*Exercise directions*. Check each line of the listing, and copy it if it contains the word "Transporty".
— start Data records —
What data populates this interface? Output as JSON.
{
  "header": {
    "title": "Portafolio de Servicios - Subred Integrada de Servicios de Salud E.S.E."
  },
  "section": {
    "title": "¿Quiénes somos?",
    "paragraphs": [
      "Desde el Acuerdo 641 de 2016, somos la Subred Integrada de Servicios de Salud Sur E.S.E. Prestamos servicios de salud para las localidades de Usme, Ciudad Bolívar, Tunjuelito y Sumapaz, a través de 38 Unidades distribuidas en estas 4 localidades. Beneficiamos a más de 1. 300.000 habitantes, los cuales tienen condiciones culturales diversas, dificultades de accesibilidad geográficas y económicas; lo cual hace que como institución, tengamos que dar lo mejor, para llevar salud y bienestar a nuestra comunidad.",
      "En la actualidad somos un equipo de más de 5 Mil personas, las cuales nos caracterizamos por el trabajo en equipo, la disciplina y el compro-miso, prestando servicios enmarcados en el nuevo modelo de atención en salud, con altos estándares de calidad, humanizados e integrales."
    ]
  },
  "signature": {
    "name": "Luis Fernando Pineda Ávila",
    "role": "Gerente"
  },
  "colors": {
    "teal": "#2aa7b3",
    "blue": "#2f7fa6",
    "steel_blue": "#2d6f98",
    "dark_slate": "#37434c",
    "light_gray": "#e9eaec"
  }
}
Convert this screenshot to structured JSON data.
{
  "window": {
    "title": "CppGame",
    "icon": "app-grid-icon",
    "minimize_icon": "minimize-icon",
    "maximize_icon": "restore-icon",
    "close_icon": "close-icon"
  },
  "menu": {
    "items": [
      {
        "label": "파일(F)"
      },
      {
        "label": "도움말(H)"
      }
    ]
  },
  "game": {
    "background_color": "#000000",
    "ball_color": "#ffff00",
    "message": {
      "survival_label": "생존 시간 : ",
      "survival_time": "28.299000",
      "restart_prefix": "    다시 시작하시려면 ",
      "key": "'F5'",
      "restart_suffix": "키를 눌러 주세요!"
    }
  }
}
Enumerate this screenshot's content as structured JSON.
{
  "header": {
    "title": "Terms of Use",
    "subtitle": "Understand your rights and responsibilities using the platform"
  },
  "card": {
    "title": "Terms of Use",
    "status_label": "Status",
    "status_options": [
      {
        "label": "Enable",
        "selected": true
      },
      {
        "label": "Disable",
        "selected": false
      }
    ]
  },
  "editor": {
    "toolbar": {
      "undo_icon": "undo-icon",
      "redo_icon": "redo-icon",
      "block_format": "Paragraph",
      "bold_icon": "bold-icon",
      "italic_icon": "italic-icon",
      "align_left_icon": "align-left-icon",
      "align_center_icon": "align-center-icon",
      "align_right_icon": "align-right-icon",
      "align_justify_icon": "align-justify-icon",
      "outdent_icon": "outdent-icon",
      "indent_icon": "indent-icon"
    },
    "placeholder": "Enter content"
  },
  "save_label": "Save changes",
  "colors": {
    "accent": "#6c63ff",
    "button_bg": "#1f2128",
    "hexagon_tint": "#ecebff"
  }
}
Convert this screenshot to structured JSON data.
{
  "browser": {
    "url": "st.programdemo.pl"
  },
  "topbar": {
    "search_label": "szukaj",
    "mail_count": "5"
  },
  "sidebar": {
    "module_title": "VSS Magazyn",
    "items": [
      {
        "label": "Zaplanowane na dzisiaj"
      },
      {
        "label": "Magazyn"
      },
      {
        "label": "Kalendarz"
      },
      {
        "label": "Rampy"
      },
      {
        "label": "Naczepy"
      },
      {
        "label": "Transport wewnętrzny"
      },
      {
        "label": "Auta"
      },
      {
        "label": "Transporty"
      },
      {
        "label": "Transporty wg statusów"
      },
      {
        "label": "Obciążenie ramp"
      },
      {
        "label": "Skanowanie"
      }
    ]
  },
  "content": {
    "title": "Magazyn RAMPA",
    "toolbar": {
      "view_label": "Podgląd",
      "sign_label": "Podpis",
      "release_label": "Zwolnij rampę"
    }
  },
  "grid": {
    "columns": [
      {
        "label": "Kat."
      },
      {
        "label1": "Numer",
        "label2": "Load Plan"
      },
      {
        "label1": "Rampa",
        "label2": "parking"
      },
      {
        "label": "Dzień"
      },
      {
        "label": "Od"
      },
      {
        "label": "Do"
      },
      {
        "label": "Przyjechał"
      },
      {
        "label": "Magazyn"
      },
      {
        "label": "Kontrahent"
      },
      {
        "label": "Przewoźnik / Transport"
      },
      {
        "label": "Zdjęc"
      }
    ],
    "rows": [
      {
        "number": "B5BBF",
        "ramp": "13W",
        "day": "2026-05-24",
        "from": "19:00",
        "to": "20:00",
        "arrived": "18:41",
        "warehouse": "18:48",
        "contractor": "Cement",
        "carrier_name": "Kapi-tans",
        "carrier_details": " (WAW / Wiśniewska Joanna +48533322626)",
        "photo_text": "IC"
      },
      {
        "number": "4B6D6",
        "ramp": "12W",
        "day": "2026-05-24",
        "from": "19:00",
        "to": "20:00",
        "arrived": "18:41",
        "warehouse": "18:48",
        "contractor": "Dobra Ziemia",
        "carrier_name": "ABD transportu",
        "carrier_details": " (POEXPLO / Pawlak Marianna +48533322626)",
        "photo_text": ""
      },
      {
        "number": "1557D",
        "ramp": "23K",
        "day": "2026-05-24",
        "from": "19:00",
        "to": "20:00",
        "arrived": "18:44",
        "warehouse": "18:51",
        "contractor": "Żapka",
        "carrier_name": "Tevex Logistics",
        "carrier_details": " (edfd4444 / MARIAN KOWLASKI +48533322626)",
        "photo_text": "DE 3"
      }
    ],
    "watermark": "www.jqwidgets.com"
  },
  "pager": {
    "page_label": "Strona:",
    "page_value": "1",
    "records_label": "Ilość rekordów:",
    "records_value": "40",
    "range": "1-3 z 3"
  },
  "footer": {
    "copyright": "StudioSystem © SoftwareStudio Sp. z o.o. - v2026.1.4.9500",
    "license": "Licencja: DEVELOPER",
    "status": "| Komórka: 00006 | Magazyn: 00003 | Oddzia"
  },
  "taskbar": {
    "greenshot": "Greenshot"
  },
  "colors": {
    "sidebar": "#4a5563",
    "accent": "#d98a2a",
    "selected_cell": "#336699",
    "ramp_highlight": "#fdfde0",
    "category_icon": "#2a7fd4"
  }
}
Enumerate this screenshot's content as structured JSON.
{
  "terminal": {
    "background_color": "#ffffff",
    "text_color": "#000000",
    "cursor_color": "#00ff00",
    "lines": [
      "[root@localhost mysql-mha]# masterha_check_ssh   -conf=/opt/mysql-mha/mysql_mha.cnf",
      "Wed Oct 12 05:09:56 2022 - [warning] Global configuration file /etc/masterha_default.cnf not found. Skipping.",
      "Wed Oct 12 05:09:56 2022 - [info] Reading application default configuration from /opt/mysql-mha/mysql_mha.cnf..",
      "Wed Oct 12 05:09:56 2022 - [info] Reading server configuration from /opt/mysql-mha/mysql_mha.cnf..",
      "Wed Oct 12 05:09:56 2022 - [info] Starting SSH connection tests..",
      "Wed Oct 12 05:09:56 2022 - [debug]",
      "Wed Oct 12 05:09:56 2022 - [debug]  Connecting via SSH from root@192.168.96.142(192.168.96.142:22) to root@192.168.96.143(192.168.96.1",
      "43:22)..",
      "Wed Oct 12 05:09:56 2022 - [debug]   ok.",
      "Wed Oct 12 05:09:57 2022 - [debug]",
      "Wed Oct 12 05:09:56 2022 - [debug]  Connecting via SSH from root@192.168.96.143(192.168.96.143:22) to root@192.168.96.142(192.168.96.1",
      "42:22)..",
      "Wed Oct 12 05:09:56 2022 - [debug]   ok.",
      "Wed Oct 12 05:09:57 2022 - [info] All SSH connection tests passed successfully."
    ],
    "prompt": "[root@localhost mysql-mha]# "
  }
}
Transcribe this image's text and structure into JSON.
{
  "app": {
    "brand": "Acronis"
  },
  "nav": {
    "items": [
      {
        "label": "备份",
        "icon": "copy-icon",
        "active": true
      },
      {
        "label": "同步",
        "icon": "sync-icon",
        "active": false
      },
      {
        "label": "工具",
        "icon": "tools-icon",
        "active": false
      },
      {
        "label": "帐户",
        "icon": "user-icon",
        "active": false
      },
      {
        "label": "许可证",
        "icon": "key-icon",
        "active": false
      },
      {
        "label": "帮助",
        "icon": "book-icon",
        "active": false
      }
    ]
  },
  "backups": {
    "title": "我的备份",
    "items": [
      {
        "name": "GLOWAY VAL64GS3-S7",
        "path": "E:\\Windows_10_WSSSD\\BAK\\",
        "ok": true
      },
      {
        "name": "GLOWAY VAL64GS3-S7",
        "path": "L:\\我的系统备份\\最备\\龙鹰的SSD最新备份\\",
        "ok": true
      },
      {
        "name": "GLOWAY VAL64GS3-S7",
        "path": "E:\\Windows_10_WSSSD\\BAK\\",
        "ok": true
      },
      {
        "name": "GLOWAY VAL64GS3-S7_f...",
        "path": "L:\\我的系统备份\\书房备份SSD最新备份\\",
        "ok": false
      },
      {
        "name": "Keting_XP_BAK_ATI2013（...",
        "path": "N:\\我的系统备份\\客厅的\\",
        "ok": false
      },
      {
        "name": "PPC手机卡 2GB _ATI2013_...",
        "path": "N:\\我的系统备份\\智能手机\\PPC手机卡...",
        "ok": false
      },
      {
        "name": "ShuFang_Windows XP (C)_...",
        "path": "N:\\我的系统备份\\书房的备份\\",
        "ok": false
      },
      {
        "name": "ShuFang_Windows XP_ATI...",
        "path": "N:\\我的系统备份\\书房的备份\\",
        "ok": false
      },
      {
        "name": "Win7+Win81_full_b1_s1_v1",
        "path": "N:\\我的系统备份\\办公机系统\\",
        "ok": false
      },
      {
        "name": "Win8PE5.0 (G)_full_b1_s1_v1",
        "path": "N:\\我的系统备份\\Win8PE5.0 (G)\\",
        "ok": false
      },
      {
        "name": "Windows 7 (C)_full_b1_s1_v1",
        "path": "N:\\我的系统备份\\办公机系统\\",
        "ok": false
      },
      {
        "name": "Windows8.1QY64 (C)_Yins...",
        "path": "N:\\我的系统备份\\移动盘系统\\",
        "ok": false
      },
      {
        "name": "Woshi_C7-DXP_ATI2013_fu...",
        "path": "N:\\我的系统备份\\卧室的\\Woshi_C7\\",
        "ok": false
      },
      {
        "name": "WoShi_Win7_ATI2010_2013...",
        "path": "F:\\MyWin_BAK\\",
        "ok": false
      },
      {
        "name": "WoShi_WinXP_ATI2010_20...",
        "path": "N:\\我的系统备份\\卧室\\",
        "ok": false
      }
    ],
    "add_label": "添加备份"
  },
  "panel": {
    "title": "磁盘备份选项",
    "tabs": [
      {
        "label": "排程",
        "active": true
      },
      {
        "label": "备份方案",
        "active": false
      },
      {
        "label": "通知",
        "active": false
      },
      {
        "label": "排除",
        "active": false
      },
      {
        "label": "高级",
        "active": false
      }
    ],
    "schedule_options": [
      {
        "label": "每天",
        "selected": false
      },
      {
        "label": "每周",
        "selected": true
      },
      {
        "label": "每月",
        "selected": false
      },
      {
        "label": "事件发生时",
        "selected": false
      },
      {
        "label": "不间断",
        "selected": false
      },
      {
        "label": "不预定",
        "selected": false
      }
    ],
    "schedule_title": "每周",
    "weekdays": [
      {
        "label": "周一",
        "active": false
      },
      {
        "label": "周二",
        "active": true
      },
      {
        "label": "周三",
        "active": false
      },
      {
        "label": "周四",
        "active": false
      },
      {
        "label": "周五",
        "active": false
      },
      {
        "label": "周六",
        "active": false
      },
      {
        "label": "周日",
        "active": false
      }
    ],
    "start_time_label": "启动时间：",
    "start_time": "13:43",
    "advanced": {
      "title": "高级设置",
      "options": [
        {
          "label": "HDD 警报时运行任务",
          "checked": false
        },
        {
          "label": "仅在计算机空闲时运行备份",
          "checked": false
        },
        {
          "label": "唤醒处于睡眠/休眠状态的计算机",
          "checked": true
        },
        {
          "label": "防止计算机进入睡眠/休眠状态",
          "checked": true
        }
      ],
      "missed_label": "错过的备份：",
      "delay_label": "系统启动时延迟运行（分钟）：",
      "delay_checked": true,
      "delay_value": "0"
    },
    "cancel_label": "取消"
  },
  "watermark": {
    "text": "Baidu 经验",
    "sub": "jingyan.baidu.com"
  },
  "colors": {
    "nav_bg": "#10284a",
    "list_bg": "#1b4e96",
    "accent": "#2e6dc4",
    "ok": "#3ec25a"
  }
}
— end Data records —
*Answer below*.
        "label": "Transporty"
        "label": "Transporty wg statusów"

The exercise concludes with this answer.